Exercise task = Repeat each of the following records line for line, with no changes.

Material to process =
|---|

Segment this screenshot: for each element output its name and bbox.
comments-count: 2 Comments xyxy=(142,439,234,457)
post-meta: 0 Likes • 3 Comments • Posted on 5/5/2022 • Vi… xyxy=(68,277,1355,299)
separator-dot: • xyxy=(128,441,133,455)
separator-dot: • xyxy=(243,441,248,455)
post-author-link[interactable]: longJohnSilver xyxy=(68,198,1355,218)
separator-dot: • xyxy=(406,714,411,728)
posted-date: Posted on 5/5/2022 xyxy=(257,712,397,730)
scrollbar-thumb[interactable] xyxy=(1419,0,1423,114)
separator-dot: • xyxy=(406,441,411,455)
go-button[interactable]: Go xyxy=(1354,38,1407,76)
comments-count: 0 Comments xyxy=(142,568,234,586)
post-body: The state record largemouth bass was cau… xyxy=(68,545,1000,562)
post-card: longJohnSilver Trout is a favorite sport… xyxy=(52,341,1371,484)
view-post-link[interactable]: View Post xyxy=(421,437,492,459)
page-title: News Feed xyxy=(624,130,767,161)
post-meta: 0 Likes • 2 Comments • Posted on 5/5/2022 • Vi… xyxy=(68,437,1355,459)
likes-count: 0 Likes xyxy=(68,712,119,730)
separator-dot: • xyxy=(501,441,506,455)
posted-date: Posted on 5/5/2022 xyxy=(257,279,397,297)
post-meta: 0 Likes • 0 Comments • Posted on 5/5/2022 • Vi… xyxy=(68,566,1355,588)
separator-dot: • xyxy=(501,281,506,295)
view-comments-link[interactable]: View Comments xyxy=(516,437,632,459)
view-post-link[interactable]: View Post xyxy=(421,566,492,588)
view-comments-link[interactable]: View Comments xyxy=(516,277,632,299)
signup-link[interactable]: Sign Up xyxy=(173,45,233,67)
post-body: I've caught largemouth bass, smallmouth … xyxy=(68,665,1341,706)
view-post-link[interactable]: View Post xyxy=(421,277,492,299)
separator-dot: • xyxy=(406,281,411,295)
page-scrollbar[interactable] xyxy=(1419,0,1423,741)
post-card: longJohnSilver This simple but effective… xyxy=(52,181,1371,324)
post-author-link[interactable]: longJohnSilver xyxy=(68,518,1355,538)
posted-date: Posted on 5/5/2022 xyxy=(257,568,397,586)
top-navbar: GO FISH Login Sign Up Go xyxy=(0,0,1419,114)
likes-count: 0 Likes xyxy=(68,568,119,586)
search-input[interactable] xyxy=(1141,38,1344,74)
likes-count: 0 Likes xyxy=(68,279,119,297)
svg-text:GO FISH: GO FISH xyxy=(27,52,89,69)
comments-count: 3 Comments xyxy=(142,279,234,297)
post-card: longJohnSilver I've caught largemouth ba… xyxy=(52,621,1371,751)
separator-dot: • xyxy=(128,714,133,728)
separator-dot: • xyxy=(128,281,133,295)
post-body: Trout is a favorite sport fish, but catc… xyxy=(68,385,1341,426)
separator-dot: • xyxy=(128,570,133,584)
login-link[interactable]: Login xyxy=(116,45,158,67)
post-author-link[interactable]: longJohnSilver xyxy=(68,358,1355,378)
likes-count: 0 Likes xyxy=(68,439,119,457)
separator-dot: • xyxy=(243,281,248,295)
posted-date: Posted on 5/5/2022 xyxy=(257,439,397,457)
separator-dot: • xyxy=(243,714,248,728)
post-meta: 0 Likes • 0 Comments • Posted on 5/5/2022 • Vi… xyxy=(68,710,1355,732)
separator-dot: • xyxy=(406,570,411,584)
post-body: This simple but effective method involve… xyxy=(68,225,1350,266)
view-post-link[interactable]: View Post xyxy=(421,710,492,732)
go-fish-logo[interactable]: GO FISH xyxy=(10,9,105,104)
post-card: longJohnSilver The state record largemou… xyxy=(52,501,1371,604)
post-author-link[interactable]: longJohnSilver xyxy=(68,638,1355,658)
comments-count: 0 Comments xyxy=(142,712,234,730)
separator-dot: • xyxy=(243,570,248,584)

|---|

Answer to this problem =
Segment this screenshot: for each element output its name and bbox.
comments-count: 2 Comments xyxy=(142,439,234,457)
post-meta: 0 Likes • 3 Comments • Posted on 5/5/2022 • Vi… xyxy=(68,277,1355,299)
separator-dot: • xyxy=(128,441,133,455)
separator-dot: • xyxy=(243,441,248,455)
post-author-link[interactable]: longJohnSilver xyxy=(68,198,1355,218)
separator-dot: • xyxy=(406,714,411,728)
posted-date: Posted on 5/5/2022 xyxy=(257,712,397,730)
scrollbar-thumb[interactable] xyxy=(1419,0,1423,114)
separator-dot: • xyxy=(406,441,411,455)
go-button[interactable]: Go xyxy=(1354,38,1407,76)
comments-count: 0 Comments xyxy=(142,568,234,586)
post-body: The state record largemouth bass was cau… xyxy=(68,545,1000,562)
post-card: longJohnSilver Trout is a favorite sport… xyxy=(52,341,1371,484)
view-post-link[interactable]: View Post xyxy=(421,437,492,459)
page-title: News Feed xyxy=(624,130,767,161)
post-meta: 0 Likes • 2 Comments • Posted on 5/5/2022 • Vi… xyxy=(68,437,1355,459)
likes-count: 0 Likes xyxy=(68,712,119,730)
separator-dot: • xyxy=(501,441,506,455)
posted-date: Posted on 5/5/2022 xyxy=(257,279,397,297)
post-meta: 0 Likes • 0 Comments • Posted on 5/5/2022 • Vi… xyxy=(68,566,1355,588)
separator-dot: • xyxy=(501,281,506,295)
view-comments-link[interactable]: View Comments xyxy=(516,437,632,459)
view-post-link[interactable]: View Post xyxy=(421,566,492,588)
view-comments-link[interactable]: View Comments xyxy=(516,277,632,299)
signup-link[interactable]: Sign Up xyxy=(173,45,233,67)
post-body: I've caught largemouth bass, smallmouth … xyxy=(68,665,1341,706)
view-post-link[interactable]: View Post xyxy=(421,277,492,299)
separator-dot: • xyxy=(406,281,411,295)
page-scrollbar[interactable] xyxy=(1419,0,1423,741)
post-card: longJohnSilver This simple but effective… xyxy=(52,181,1371,324)
post-author-link[interactable]: longJohnSilver xyxy=(68,518,1355,538)
posted-date: Posted on 5/5/2022 xyxy=(257,568,397,586)
top-navbar: GO FISH Login Sign Up Go xyxy=(0,0,1419,114)
likes-count: 0 Likes xyxy=(68,568,119,586)
search-input[interactable] xyxy=(1141,38,1344,74)
likes-count: 0 Likes xyxy=(68,279,119,297)
svg-text:GO FISH: GO FISH xyxy=(27,52,89,69)
comments-count: 3 Comments xyxy=(142,279,234,297)
post-card: longJohnSilver I've caught largemouth ba… xyxy=(52,621,1371,751)
separator-dot: • xyxy=(128,714,133,728)
separator-dot: • xyxy=(128,281,133,295)
post-body: Trout is a favorite sport fish, but catc… xyxy=(68,385,1341,426)
separator-dot: • xyxy=(128,570,133,584)
login-link[interactable]: Login xyxy=(116,45,158,67)
post-author-link[interactable]: longJohnSilver xyxy=(68,358,1355,378)
likes-count: 0 Likes xyxy=(68,439,119,457)
separator-dot: • xyxy=(243,281,248,295)
posted-date: Posted on 5/5/2022 xyxy=(257,439,397,457)
separator-dot: • xyxy=(243,714,248,728)
post-meta: 0 Likes • 0 Comments • Posted on 5/5/2022 • Vi… xyxy=(68,710,1355,732)
separator-dot: • xyxy=(406,570,411,584)
post-body: This simple but effective method involve… xyxy=(68,225,1350,266)
view-post-link[interactable]: View Post xyxy=(421,710,492,732)
go-fish-logo[interactable]: GO FISH xyxy=(10,9,105,104)
post-card: longJohnSilver The state record largemou… xyxy=(52,501,1371,604)
post-author-link[interactable]: longJohnSilver xyxy=(68,638,1355,658)
comments-count: 0 Comments xyxy=(142,712,234,730)
separator-dot: • xyxy=(243,570,248,584)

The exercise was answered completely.